• [Problem description]: Write out the entries below once more, exactly.

• [Supplied entries]:
--------

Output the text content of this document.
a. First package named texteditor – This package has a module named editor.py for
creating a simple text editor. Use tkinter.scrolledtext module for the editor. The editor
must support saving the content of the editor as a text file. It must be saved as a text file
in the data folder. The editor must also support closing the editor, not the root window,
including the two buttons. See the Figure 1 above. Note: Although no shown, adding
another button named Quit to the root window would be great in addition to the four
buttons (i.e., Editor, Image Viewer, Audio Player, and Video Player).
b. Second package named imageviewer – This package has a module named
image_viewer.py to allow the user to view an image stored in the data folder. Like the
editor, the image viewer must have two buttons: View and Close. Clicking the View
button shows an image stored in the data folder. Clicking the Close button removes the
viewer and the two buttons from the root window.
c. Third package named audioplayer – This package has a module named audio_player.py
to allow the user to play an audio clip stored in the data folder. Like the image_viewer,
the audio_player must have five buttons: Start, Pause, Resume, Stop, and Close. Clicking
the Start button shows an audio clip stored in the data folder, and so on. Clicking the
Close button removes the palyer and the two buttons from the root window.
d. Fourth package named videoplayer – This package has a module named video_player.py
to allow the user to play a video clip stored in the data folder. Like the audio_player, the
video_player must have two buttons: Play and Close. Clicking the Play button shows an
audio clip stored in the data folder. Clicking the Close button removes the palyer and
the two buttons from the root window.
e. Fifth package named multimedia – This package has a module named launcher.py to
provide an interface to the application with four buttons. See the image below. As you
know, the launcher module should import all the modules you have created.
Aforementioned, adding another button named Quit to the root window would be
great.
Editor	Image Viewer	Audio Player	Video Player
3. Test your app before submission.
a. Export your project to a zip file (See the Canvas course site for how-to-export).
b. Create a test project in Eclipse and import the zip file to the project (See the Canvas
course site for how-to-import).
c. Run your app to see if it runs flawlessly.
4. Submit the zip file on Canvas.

--------

• [Reply]:
Output the text content of this document.
a. First package named texteditor – This package has a module named editor.py for
creating a simple text editor. Use tkinter.scrolledtext module for the editor. The editor
must support saving the content of the editor as a text file. It must be saved as a text file
in the data folder. The editor must also support closing the editor, not the root window,
including the two buttons. See the Figure 1 above. Note: Although no shown, adding
another button named Quit to the root window would be great in addition to the four
buttons (i.e., Editor, Image Viewer, Audio Player, and Video Player).
b. Second package named imageviewer – This package has a module named
image_viewer.py to allow the user to view an image stored in the data folder. Like the
editor, the image viewer must have two buttons: View and Close. Clicking the View
button shows an image stored in the data folder. Clicking the Close button removes the
viewer and the two buttons from the root window.
c. Third package named audioplayer – This package has a module named audio_player.py
to allow the user to play an audio clip stored in the data folder. Like the image_viewer,
the audio_player must have five buttons: Start, Pause, Resume, Stop, and Close. Clicking
the Start button shows an audio clip stored in the data folder, and so on. Clicking the
Close button removes the palyer and the two buttons from the root window.
d. Fourth package named videoplayer – This package has a module named video_player.py
to allow the user to play a video clip stored in the data folder. Like the audio_player, the
video_player must have two buttons: Play and Close. Clicking the Play button shows an
audio clip stored in the data folder. Clicking the Close button removes the palyer and
the two buttons from the root window.
e. Fifth package named multimedia – This package has a module named launcher.py to
provide an interface to the application with four buttons. See the image below. As you
know, the launcher module should import all the modules you have created.
Aforementioned, adding another button named Quit to the root window would be
great.
Editor	Image Viewer	Audio Player	Video Player
3. Test your app before submission.
a. Export your project to a zip file (See the Canvas course site for how-to-export).
b. Create a test project in Eclipse and import the zip file to the project (See the Canvas
course site for how-to-import).
c. Run your app to see if it runs flawlessly.
4. Submit the zip file on Canvas.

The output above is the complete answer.